# Start of DATA TO PROCESS

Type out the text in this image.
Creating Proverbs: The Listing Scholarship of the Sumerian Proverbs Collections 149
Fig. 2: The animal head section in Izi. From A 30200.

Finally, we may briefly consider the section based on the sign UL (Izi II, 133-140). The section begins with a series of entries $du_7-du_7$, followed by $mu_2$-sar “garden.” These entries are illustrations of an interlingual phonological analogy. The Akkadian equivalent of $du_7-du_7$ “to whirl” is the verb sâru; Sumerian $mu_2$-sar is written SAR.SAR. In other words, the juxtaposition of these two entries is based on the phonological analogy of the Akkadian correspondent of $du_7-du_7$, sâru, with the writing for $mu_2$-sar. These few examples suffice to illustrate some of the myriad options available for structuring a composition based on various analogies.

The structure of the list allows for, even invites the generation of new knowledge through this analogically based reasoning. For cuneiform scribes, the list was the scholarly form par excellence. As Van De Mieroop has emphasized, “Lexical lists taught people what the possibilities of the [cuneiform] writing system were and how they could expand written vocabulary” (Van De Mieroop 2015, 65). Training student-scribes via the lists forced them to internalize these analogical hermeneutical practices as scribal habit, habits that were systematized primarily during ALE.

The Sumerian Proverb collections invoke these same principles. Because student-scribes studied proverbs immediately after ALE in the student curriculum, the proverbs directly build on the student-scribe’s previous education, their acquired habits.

# End of DATA TO PROCESS

- TO BE DONE
Word for word, restate all of the data shown above.

- THE COMPLETED TASK
Type out the text in this image.
Creating Proverbs: The Listing Scholarship of the Sumerian Proverbs Collections 149
Fig. 2: The animal head section in Izi. From A 30200.

Finally, we may briefly consider the section based on the sign UL (Izi II, 133-140). The section begins with a series of entries $du_7-du_7$, followed by $mu_2$-sar “garden.” These entries are illustrations of an interlingual phonological analogy. The Akkadian equivalent of $du_7-du_7$ “to whirl” is the verb sâru; Sumerian $mu_2$-sar is written SAR.SAR. In other words, the juxtaposition of these two entries is based on the phonological analogy of the Akkadian correspondent of $du_7-du_7$, sâru, with the writing for $mu_2$-sar. These few examples suffice to illustrate some of the myriad options available for structuring a composition based on various analogies.

The structure of the list allows for, even invites the generation of new knowledge through this analogically based reasoning. For cuneiform scribes, the list was the scholarly form par excellence. As Van De Mieroop has emphasized, “Lexical lists taught people what the possibilities of the [cuneiform] writing system were and how they could expand written vocabulary” (Van De Mieroop 2015, 65). Training student-scribes via the lists forced them to internalize these analogical hermeneutical practices as scribal habit, habits that were systematized primarily during ALE.

The Sumerian Proverb collections invoke these same principles. Because student-scribes studied proverbs immediately after ALE in the student curriculum, the proverbs directly build on the student-scribe’s previous education, their acquired habits.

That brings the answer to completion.